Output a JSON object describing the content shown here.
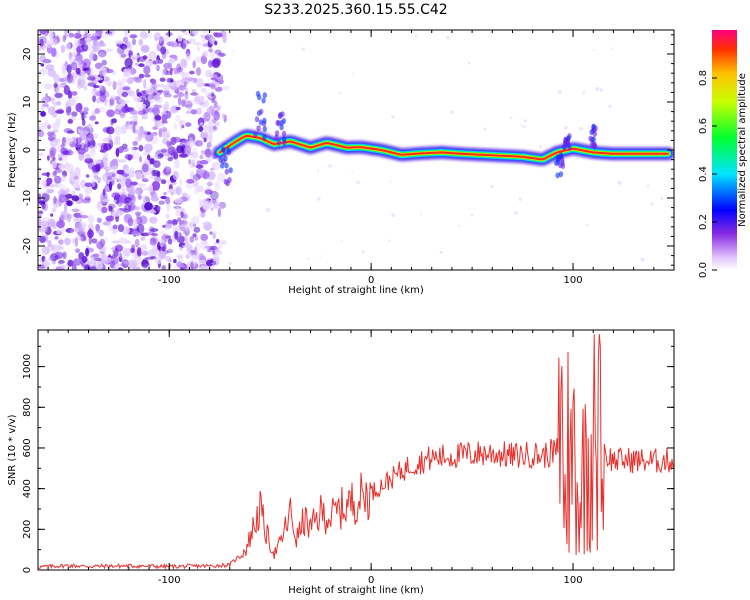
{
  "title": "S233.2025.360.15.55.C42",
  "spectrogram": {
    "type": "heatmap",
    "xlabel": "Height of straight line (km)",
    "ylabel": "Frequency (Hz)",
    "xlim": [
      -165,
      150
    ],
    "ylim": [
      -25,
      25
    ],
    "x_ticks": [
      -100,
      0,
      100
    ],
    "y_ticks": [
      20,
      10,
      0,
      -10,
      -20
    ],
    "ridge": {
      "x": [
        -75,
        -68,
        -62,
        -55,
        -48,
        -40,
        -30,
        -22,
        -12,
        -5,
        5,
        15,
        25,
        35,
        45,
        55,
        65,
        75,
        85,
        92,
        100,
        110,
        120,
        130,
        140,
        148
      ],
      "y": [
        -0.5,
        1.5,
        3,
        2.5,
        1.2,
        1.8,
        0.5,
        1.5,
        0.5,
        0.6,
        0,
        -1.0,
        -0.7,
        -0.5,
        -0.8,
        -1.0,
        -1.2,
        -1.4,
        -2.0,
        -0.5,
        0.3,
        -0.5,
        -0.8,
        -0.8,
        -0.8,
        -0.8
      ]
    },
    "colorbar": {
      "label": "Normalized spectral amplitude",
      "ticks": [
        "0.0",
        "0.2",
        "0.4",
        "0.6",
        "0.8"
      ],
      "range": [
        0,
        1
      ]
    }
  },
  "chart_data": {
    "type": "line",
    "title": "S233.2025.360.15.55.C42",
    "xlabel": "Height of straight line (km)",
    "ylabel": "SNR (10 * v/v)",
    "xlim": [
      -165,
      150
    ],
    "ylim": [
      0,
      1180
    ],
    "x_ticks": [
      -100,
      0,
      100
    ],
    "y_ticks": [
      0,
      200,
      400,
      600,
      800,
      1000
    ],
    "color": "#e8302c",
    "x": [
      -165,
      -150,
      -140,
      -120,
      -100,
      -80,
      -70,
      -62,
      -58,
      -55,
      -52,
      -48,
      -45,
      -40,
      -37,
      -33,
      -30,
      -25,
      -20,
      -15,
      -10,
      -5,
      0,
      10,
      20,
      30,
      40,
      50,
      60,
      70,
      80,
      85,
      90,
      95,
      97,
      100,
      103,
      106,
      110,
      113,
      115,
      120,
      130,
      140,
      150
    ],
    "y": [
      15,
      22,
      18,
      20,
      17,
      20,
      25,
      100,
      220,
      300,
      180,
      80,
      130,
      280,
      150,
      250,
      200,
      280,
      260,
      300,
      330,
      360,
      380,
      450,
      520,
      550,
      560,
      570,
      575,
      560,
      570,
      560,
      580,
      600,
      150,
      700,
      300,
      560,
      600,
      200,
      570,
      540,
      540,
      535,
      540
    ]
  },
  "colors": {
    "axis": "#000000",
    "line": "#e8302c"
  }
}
= = = = = = =
Exercise instructions: Make an exact copy of the data, leaving its pictures out.

Written solution:
Output a JSON object describing the content shown here.
{
  "title": "S233.2025.360.15.55.C42",
  "spectrogram": {
    "type": "heatmap",
    "xlabel": "Height of straight line (km)",
    "ylabel": "Frequency (Hz)",
    "xlim": [
      -165,
      150
    ],
    "ylim": [
      -25,
      25
    ],
    "x_ticks": [
      -100,
      0,
      100
    ],
    "y_ticks": [
      20,
      10,
      0,
      -10,
      -20
    ],
    "ridge": {
      "x": [
        -75,
        -68,
        -62,
        -55,
        -48,
        -40,
        -30,
        -22,
        -12,
        -5,
        5,
        15,
        25,
        35,
        45,
        55,
        65,
        75,
        85,
        92,
        100,
        110,
        120,
        130,
        140,
        148
      ],
      "y": [
        -0.5,
        1.5,
        3,
        2.5,
        1.2,
        1.8,
        0.5,
        1.5,
        0.5,
        0.6,
        0,
        -1.0,
        -0.7,
        -0.5,
        -0.8,
        -1.0,
        -1.2,
        -1.4,
        -2.0,
        -0.5,
        0.3,
        -0.5,
        -0.8,
        -0.8,
        -0.8,
        -0.8
      ]
    },
    "colorbar": {
      "label": "Normalized spectral amplitude",
      "ticks": [
        "0.0",
        "0.2",
        "0.4",
        "0.6",
        "0.8"
      ],
      "range": [
        0,
        1
      ]
    }
  },
  "chart_data": {
    "type": "line",
    "title": "S233.2025.360.15.55.C42",
    "xlabel": "Height of straight line (km)",
    "ylabel": "SNR (10 * v/v)",
    "xlim": [
      -165,
      150
    ],
    "ylim": [
      0,
      1180
    ],
    "x_ticks": [
      -100,
      0,
      100
    ],
    "y_ticks": [
      0,
      200,
      400,
      600,
      800,
      1000
    ],
    "color": "#e8302c",
    "x": [
      -165,
      -150,
      -140,
      -120,
      -100,
      -80,
      -70,
      -62,
      -58,
      -55,
      -52,
      -48,
      -45,
      -40,
      -37,
      -33,
      -30,
      -25,
      -20,
      -15,
      -10,
      -5,
      0,
      10,
      20,
      30,
      40,
      50,
      60,
      70,
      80,
      85,
      90,
      95,
      97,
      100,
      103,
      106,
      110,
      113,
      115,
      120,
      130,
      140,
      150
    ],
    "y": [
      15,
      22,
      18,
      20,
      17,
      20,
      25,
      100,
      220,
      300,
      180,
      80,
      130,
      280,
      150,
      250,
      200,
      280,
      260,
      300,
      330,
      360,
      380,
      450,
      520,
      550,
      560,
      570,
      575,
      560,
      570,
      560,
      580,
      600,
      150,
      700,
      300,
      560,
      600,
      200,
      570,
      540,
      540,
      535,
      540
    ]
  },
  "colors": {
    "axis": "#000000",
    "line": "#e8302c"
  }
}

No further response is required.